Would it be possible to write out each entry below exactly, without the pictures?

═══ Stored records

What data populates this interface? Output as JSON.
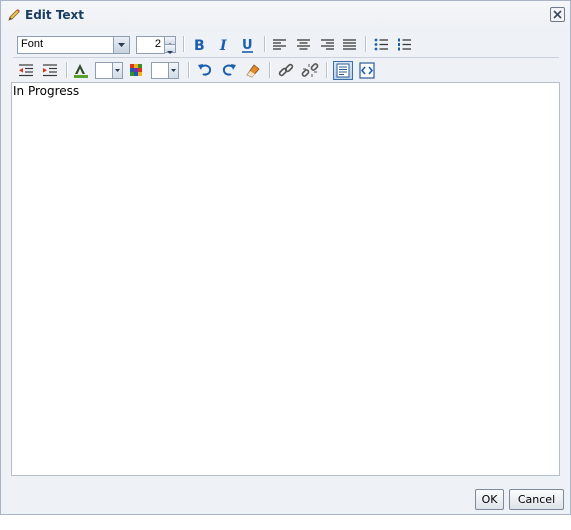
{
  "dialog": {
    "title": "Edit Text",
    "title_icon": "pencil-icon",
    "close_icon": "close-icon"
  },
  "toolbar": {
    "font_select": {
      "value": "Font"
    },
    "font_size": {
      "value": "2"
    },
    "row1_icons": [
      "bold-icon",
      "italic-icon",
      "underline-icon",
      "align-left-icon",
      "align-center-icon",
      "align-right-icon",
      "align-justify-icon",
      "bulleted-list-icon",
      "numbered-list-icon"
    ],
    "row2_icons": [
      "outdent-icon",
      "indent-icon",
      "text-color-icon",
      "background-color-icon",
      "undo-icon",
      "redo-icon",
      "clear-formatting-icon",
      "link-icon",
      "unlink-icon",
      "rich-text-mode-icon",
      "source-code-mode-icon"
    ],
    "bold_label": "B",
    "italic_label": "I",
    "underline_label": "U"
  },
  "editor": {
    "content": "In Progress"
  },
  "buttons": {
    "ok": "OK",
    "cancel": "Cancel"
  },
  "colors": {
    "accent": "#1a5fae",
    "title_text": "#1b3d63",
    "dialog_bg": "#eef1f5"
  }
}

══════

▶ Output for this task:
What data populates this interface? Output as JSON.
{
  "dialog": {
    "title": "Edit Text",
    "title_icon": "pencil-icon",
    "close_icon": "close-icon"
  },
  "toolbar": {
    "font_select": {
      "value": "Font"
    },
    "font_size": {
      "value": "2"
    },
    "row1_icons": [
      "bold-icon",
      "italic-icon",
      "underline-icon",
      "align-left-icon",
      "align-center-icon",
      "align-right-icon",
      "align-justify-icon",
      "bulleted-list-icon",
      "numbered-list-icon"
    ],
    "row2_icons": [
      "outdent-icon",
      "indent-icon",
      "text-color-icon",
      "background-color-icon",
      "undo-icon",
      "redo-icon",
      "clear-formatting-icon",
      "link-icon",
      "unlink-icon",
      "rich-text-mode-icon",
      "source-code-mode-icon"
    ],
    "bold_label": "B",
    "italic_label": "I",
    "underline_label": "U"
  },
  "editor": {
    "content": "In Progress"
  },
  "buttons": {
    "ok": "OK",
    "cancel": "Cancel"
  },
  "colors": {
    "accent": "#1a5fae",
    "title_text": "#1b3d63",
    "dialog_bg": "#eef1f5"
  }
}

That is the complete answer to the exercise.